--- WHAT YOU HAVE TO DO ---
Copy every line of the data that includes the string "PMMA".

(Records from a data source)
------------------------------------------------------------

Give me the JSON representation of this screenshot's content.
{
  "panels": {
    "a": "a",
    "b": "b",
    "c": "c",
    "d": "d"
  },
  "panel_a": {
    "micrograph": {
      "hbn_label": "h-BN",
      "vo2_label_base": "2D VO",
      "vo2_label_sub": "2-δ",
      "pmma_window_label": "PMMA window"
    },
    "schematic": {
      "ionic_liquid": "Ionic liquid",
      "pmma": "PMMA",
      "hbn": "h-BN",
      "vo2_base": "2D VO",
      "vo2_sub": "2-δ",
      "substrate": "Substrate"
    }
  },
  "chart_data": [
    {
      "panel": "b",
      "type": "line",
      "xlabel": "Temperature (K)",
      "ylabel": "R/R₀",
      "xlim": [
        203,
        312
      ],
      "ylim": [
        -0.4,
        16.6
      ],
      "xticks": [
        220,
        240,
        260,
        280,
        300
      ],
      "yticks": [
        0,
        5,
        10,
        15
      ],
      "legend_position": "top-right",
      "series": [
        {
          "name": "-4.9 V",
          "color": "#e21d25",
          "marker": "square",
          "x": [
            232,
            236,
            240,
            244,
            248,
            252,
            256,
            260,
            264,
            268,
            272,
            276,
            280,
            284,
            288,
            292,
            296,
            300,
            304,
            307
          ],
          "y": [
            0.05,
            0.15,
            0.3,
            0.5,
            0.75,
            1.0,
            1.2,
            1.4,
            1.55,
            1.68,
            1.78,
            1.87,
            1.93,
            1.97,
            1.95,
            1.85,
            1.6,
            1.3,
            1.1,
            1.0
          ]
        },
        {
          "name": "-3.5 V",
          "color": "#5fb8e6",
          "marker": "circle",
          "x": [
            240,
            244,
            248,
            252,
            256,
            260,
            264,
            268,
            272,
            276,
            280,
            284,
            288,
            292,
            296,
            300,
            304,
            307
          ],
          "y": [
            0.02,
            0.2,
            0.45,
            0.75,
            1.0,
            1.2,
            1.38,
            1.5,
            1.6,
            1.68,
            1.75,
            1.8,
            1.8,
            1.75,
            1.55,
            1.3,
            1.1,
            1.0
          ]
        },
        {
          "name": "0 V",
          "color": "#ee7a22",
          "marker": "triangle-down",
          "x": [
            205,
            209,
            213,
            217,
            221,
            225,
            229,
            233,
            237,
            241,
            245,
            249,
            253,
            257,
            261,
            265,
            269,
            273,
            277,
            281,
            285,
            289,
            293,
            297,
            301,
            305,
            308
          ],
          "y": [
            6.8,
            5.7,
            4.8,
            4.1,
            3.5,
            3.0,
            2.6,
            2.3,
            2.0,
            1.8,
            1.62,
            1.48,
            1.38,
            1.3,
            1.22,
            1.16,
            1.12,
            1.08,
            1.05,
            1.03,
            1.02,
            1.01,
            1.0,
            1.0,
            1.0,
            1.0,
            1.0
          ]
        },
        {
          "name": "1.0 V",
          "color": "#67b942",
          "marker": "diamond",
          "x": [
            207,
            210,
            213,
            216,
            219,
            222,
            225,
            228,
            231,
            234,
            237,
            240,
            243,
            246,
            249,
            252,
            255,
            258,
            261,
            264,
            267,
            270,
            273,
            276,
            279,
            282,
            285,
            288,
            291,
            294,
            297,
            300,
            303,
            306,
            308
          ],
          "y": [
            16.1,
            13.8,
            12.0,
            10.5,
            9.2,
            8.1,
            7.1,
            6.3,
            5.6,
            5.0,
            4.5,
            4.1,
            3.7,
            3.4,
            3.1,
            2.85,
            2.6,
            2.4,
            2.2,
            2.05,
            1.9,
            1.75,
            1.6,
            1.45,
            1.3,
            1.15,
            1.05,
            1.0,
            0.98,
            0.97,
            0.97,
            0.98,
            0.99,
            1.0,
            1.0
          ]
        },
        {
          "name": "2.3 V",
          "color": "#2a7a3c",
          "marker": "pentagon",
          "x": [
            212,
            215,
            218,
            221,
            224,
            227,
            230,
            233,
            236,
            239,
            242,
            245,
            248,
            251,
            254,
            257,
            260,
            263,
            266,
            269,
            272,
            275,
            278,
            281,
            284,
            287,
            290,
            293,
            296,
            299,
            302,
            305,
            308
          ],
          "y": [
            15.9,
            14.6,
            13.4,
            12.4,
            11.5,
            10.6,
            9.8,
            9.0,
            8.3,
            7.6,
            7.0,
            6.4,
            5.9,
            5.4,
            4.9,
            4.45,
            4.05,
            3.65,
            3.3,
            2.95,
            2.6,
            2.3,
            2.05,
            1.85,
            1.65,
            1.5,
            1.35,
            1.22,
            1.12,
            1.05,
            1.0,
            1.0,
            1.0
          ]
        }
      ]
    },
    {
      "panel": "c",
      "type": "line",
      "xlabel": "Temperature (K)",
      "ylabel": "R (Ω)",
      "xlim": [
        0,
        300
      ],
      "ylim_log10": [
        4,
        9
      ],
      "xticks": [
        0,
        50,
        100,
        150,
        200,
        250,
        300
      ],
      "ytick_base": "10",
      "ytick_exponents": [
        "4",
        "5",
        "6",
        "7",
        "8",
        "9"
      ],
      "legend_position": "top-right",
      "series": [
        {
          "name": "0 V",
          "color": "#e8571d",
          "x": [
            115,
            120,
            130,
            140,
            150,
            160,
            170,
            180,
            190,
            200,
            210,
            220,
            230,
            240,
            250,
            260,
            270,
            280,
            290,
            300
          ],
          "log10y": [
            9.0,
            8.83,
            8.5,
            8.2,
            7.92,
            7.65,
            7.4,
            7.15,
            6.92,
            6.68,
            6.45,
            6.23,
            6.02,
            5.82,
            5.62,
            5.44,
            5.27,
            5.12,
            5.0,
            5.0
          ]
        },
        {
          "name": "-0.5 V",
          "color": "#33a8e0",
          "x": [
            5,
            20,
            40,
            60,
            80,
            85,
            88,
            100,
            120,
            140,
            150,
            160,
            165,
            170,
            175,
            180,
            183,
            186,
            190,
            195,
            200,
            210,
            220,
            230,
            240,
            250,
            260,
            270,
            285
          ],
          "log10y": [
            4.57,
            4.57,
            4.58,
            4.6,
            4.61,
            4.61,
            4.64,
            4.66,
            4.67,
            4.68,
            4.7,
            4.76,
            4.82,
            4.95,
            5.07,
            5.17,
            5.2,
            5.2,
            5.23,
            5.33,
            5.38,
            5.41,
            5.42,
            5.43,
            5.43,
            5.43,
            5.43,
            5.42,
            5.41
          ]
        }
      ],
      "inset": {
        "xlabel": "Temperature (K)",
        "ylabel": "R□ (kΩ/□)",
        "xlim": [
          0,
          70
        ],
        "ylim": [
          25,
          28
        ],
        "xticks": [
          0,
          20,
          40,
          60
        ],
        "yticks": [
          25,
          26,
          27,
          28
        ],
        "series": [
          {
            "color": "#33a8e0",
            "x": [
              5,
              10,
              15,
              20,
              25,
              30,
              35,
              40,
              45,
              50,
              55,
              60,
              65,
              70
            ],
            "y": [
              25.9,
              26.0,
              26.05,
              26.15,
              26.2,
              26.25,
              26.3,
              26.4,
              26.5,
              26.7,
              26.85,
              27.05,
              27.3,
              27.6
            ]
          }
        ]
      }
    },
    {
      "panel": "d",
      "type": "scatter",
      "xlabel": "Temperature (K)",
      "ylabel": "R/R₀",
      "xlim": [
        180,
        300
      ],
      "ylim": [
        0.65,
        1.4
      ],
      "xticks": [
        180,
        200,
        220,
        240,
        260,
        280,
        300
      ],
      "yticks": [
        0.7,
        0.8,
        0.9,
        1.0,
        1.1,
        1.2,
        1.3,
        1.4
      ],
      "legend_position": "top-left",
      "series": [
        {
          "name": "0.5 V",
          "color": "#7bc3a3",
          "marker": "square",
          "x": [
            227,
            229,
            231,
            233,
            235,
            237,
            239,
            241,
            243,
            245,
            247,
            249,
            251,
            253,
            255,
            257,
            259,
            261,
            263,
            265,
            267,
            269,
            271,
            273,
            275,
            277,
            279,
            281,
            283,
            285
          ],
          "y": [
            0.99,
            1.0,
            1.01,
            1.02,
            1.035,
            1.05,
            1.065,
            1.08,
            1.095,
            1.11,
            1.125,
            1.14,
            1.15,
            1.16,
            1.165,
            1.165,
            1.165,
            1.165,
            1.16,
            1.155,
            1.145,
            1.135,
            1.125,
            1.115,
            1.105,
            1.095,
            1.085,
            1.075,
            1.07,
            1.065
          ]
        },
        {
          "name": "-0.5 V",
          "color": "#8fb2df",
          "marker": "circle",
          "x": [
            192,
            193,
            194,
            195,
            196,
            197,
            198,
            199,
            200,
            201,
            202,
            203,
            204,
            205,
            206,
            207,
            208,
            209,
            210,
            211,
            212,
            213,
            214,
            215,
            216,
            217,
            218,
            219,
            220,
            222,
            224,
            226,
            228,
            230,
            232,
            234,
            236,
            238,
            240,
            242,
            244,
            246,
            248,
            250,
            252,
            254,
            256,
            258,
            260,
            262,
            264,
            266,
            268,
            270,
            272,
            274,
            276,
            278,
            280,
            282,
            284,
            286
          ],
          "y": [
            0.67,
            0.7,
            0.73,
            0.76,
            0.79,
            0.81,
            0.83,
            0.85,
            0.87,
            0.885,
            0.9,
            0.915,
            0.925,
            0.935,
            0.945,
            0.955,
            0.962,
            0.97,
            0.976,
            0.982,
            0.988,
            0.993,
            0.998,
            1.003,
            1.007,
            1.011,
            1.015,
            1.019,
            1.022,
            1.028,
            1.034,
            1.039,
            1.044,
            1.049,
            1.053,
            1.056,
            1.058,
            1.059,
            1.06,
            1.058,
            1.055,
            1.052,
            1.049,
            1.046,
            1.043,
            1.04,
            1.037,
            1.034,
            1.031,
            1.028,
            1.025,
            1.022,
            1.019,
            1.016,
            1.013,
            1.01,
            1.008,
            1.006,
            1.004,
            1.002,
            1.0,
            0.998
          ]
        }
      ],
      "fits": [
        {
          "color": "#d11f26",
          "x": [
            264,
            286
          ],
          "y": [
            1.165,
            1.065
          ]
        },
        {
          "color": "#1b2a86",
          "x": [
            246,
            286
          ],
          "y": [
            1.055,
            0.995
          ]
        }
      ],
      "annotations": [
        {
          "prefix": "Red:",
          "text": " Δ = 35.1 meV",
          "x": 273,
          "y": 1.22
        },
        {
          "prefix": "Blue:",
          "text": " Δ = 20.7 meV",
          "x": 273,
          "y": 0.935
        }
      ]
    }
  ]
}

------------------------------------------------------------

--- WRITTEN RESPONSE ---
      "pmma_window_label": "PMMA window"
      "pmma": "PMMA",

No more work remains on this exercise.